>> BEGIN Data for this exercise
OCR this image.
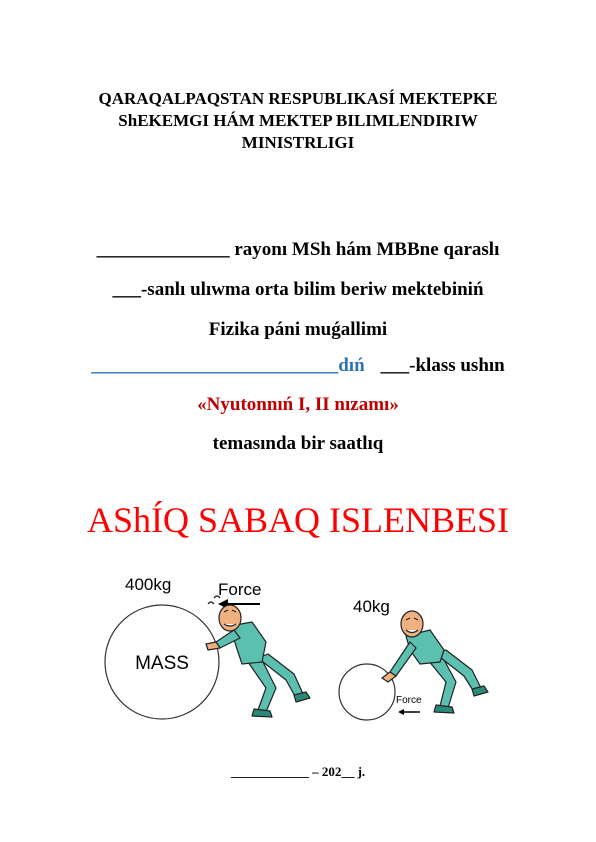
QARAQALPAQSTAN RESPUBLIKASÍ MEKTEPKE
ShEKEMGI HÁM MEKTEP BILIMLENDIRIW
MINISTRLIGI
______________ rayonı MSh hám MBBne qaraslı
___-sanlı ulıwma orta bilim beriw mektebiniń
Fizika páni muǵallimi
__________________________dıń ___-klass ushın
«Nyutonnıń I, II nızamı»
temasında bir saatlıq
AShÍQ SABAQ ISLENBESI
400kg	Force
MASS
40kg
Force
____________ – 202__ j.
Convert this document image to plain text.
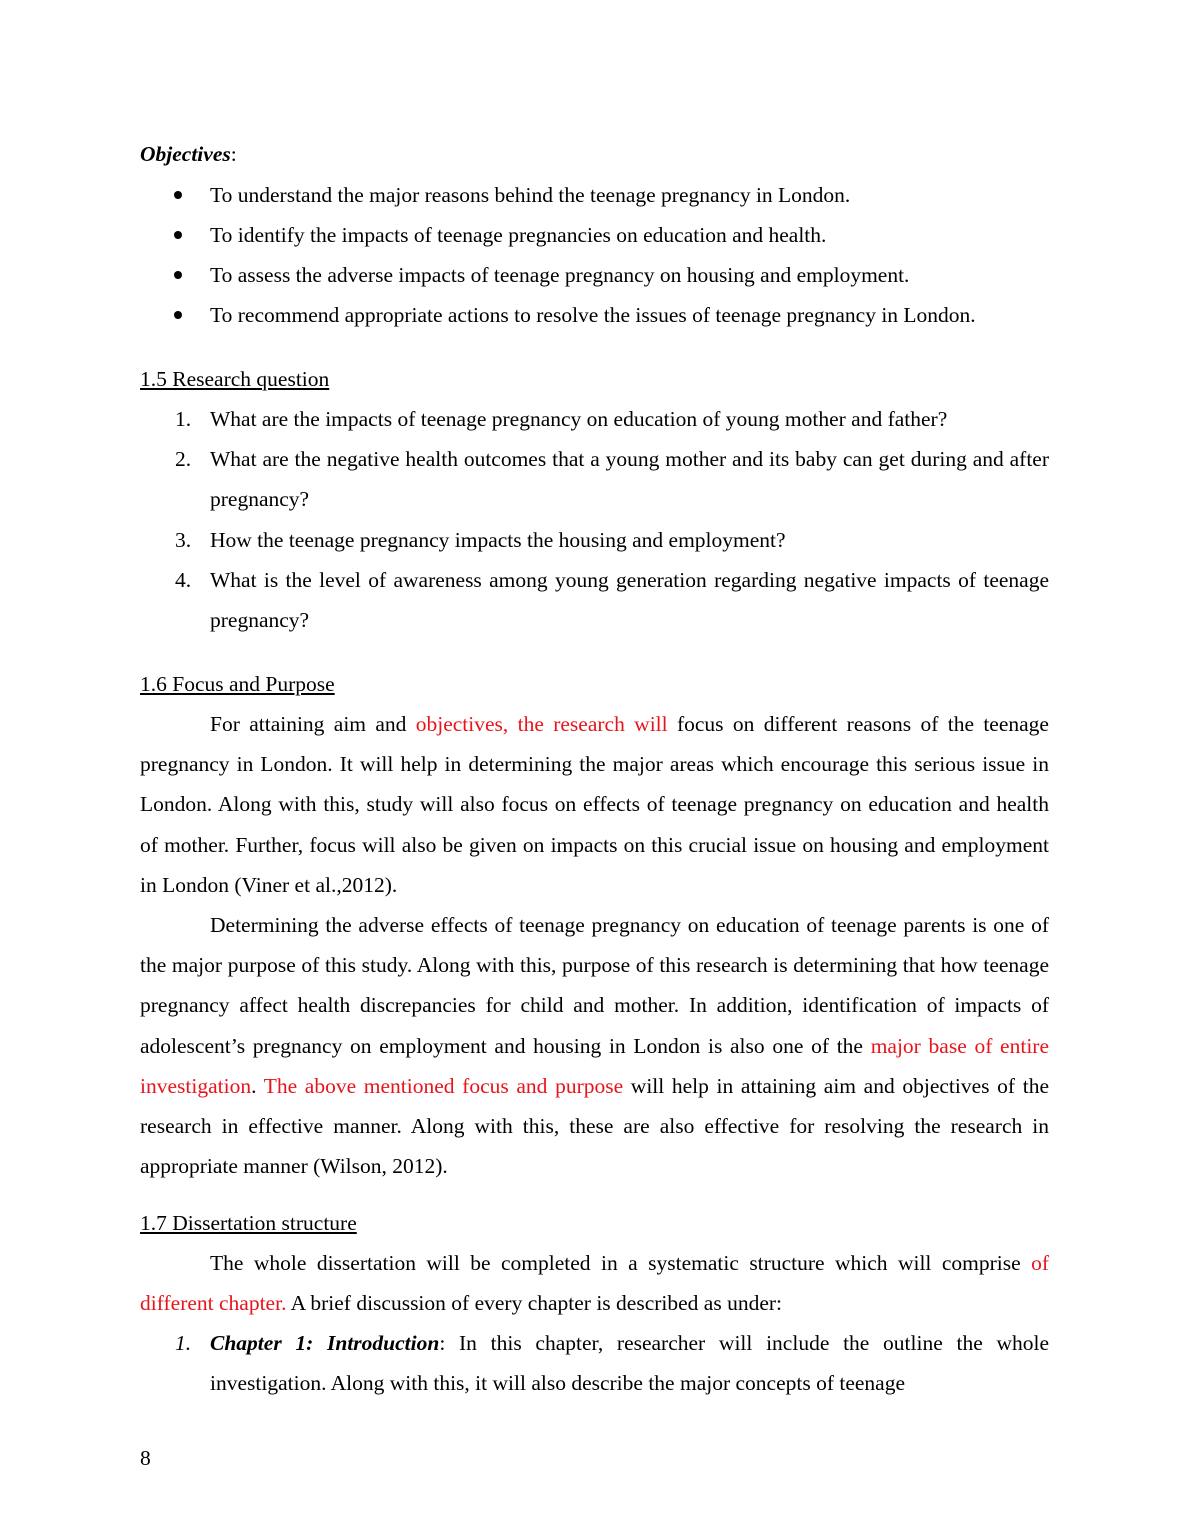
Objectives:
To understand the major reasons behind the teenage pregnancy in London.
To identify the impacts of teenage pregnancies on education and health.
To assess the adverse impacts of teenage pregnancy on housing and employment.
To recommend appropriate actions to resolve the issues of teenage pregnancy in London.
1.5 Research question
1. What are the impacts of teenage pregnancy on education of young mother and father?
2. What are the negative health outcomes that a young mother and its baby can get during and after pregnancy?
3. How the teenage pregnancy impacts the housing and employment?
4. What is the level of awareness among young generation regarding negative impacts of teenage pregnancy?
1.6 Focus and Purpose
For attaining aim and objectives, the research will focus on different reasons of the teenage pregnancy in London. It will help in determining the major areas which encourage this serious issue in London. Along with this, study will also focus on effects of teenage pregnancy on education and health of mother. Further, focus will also be given on impacts on this crucial issue on housing and employment in London (Viner et al.,2012).
Determining the adverse effects of teenage pregnancy on education of teenage parents is one of the major purpose of this study. Along with this, purpose of this research is determining that how teenage pregnancy affect health discrepancies for child and mother. In addition, identification of impacts of adolescent’s pregnancy on employment and housing in London is also one of the major base of entire investigation. The above mentioned focus and purpose will help in attaining aim and objectives of the research in effective manner. Along with this, these are also effective for resolving the research in appropriate manner (Wilson, 2012).
1.7 Dissertation structure
The whole dissertation will be completed in a systematic structure which will comprise of different chapter. A brief discussion of every chapter is described as under:
1. Chapter 1: Introduction: In this chapter, researcher will include the outline the whole investigation. Along with this, it will also describe the major concepts of teenage
8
>> END Data for this exercise
### Problem description
Find all lines with "health" in them and copy each one.

### The output
To identify the impacts of teenage pregnancies on education and health.
2. What are the negative health outcomes that a young mother and its baby can get during and after pregnancy?
For attaining aim and objectives, the research will focus on different reasons of the teenage pregnancy in London. It will help in determining the major areas which encourage this serious issue in London. Along with this, study will also focus on effects of teenage pregnancy on education and health of mother. Further, focus will also be given on impacts on this crucial issue on housing and employment in London (Viner et al.,2012).
Determining the adverse effects of teenage pregnancy on education of teenage parents is one of the major purpose of this study. Along with this, purpose of this research is determining that how teenage pregnancy affect health discrepancies for child and mother. In addition, identification of impacts of adolescent’s pregnancy on employment and housing in London is also one of the major base of entire investigation. The above mentioned focus and purpose will help in attaining aim and objectives of the research in effective manner. Along with this, these are also effective for resolving the research in appropriate manner (Wilson, 2012).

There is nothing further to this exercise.